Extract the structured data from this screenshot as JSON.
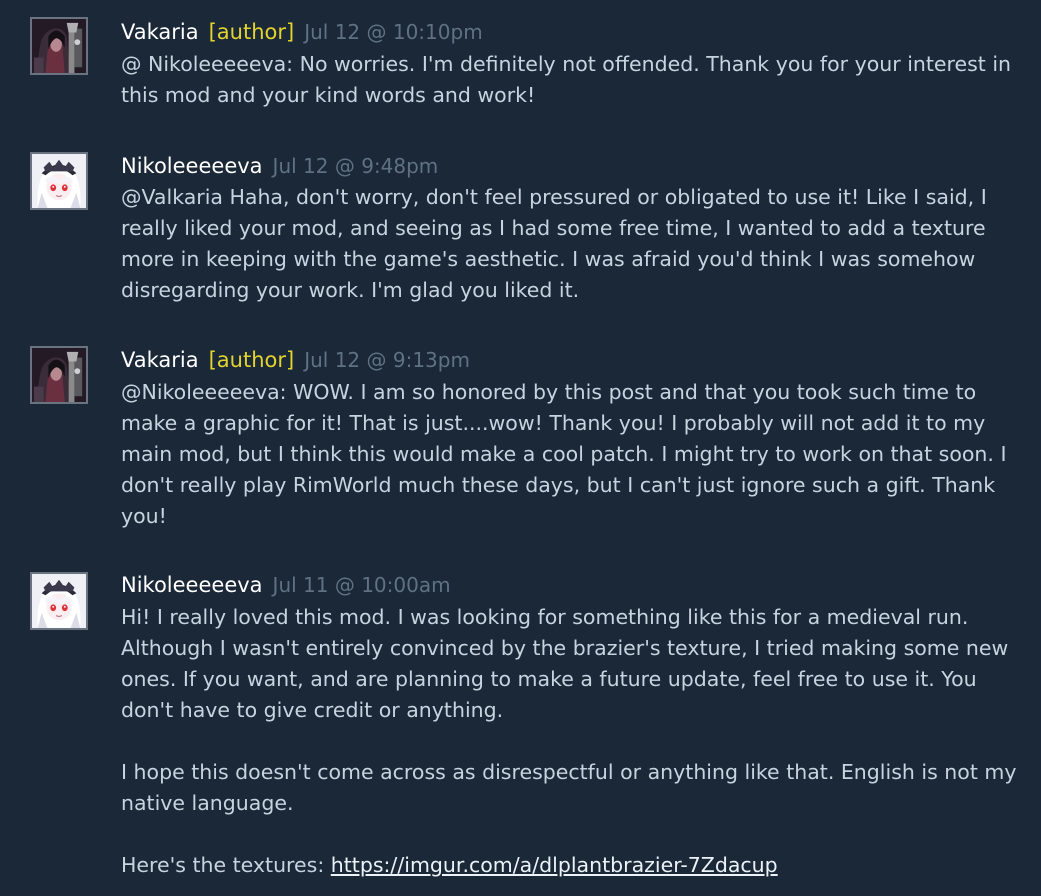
{
  "comments": [
    {
      "author": "Vakaria",
      "author_tag": "[author]",
      "timestamp": "Jul 12 @ 10:10pm",
      "avatar": "vakaria-avatar",
      "paragraphs": [
        "@ Nikoleeeeeva: No worries. I'm definitely not offended. Thank you for your interest in this mod and your kind words and work!"
      ]
    },
    {
      "author": "Nikoleeeeeva",
      "author_tag": "",
      "timestamp": "Jul 12 @ 9:48pm",
      "avatar": "nikoleeeeeva-avatar",
      "paragraphs": [
        "@Valkaria Haha, don't worry, don't feel pressured or obligated to use it! Like I said, I really liked your mod, and seeing as I had some free time, I wanted to add a texture more in keeping with the game's aesthetic. I was afraid you'd think I was somehow disregarding your work. I'm glad you liked it."
      ]
    },
    {
      "author": "Vakaria",
      "author_tag": "[author]",
      "timestamp": "Jul 12 @ 9:13pm",
      "avatar": "vakaria-avatar",
      "paragraphs": [
        "@Nikoleeeeeva: WOW. I am so honored by this post and that you took such time to make a graphic for it! That is just....wow! Thank you! I probably will not add it to my main mod, but I think this would make a cool patch. I might try to work on that soon. I don't really play RimWorld much these days, but I can't just ignore such a gift. Thank you!"
      ]
    },
    {
      "author": "Nikoleeeeeva",
      "author_tag": "",
      "timestamp": "Jul 11 @ 10:00am",
      "avatar": "nikoleeeeeva-avatar",
      "paragraphs": [
        "Hi! I really loved this mod. I was looking for something like this for a medieval run. Although I wasn't entirely convinced by the brazier's texture, I tried making some new ones. If you want, and are planning to make a future update, feel free to use it. You don't have to give credit or anything.",
        "I hope this doesn't come across as disrespectful or anything like that. English is not my native language."
      ],
      "link_prefix": "Here's the textures: ",
      "link_text": "https://imgur.com/a/dlplantbrazier-7Zdacup"
    }
  ],
  "colors": {
    "background": "#1b2838",
    "author_name": "#ffffff",
    "author_tag": "#e3d330",
    "timestamp": "#5f7282",
    "body_text": "#c6d4df"
  }
}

Exercise aim =
Output the lines above in full and exactly as given, omitting any pictures.

Task solution =
Extract the structured data from this screenshot as JSON.
{
  "comments": [
    {
      "author": "Vakaria",
      "author_tag": "[author]",
      "timestamp": "Jul 12 @ 10:10pm",
      "avatar": "vakaria-avatar",
      "paragraphs": [
        "@ Nikoleeeeeva: No worries. I'm definitely not offended. Thank you for your interest in this mod and your kind words and work!"
      ]
    },
    {
      "author": "Nikoleeeeeva",
      "author_tag": "",
      "timestamp": "Jul 12 @ 9:48pm",
      "avatar": "nikoleeeeeva-avatar",
      "paragraphs": [
        "@Valkaria Haha, don't worry, don't feel pressured or obligated to use it! Like I said, I really liked your mod, and seeing as I had some free time, I wanted to add a texture more in keeping with the game's aesthetic. I was afraid you'd think I was somehow disregarding your work. I'm glad you liked it."
      ]
    },
    {
      "author": "Vakaria",
      "author_tag": "[author]",
      "timestamp": "Jul 12 @ 9:13pm",
      "avatar": "vakaria-avatar",
      "paragraphs": [
        "@Nikoleeeeeva: WOW. I am so honored by this post and that you took such time to make a graphic for it! That is just....wow! Thank you! I probably will not add it to my main mod, but I think this would make a cool patch. I might try to work on that soon. I don't really play RimWorld much these days, but I can't just ignore such a gift. Thank you!"
      ]
    },
    {
      "author": "Nikoleeeeeva",
      "author_tag": "",
      "timestamp": "Jul 11 @ 10:00am",
      "avatar": "nikoleeeeeva-avatar",
      "paragraphs": [
        "Hi! I really loved this mod. I was looking for something like this for a medieval run. Although I wasn't entirely convinced by the brazier's texture, I tried making some new ones. If you want, and are planning to make a future update, feel free to use it. You don't have to give credit or anything.",
        "I hope this doesn't come across as disrespectful or anything like that. English is not my native language."
      ],
      "link_prefix": "Here's the textures: ",
      "link_text": "https://imgur.com/a/dlplantbrazier-7Zdacup"
    }
  ],
  "colors": {
    "background": "#1b2838",
    "author_name": "#ffffff",
    "author_tag": "#e3d330",
    "timestamp": "#5f7282",
    "body_text": "#c6d4df"
  }
}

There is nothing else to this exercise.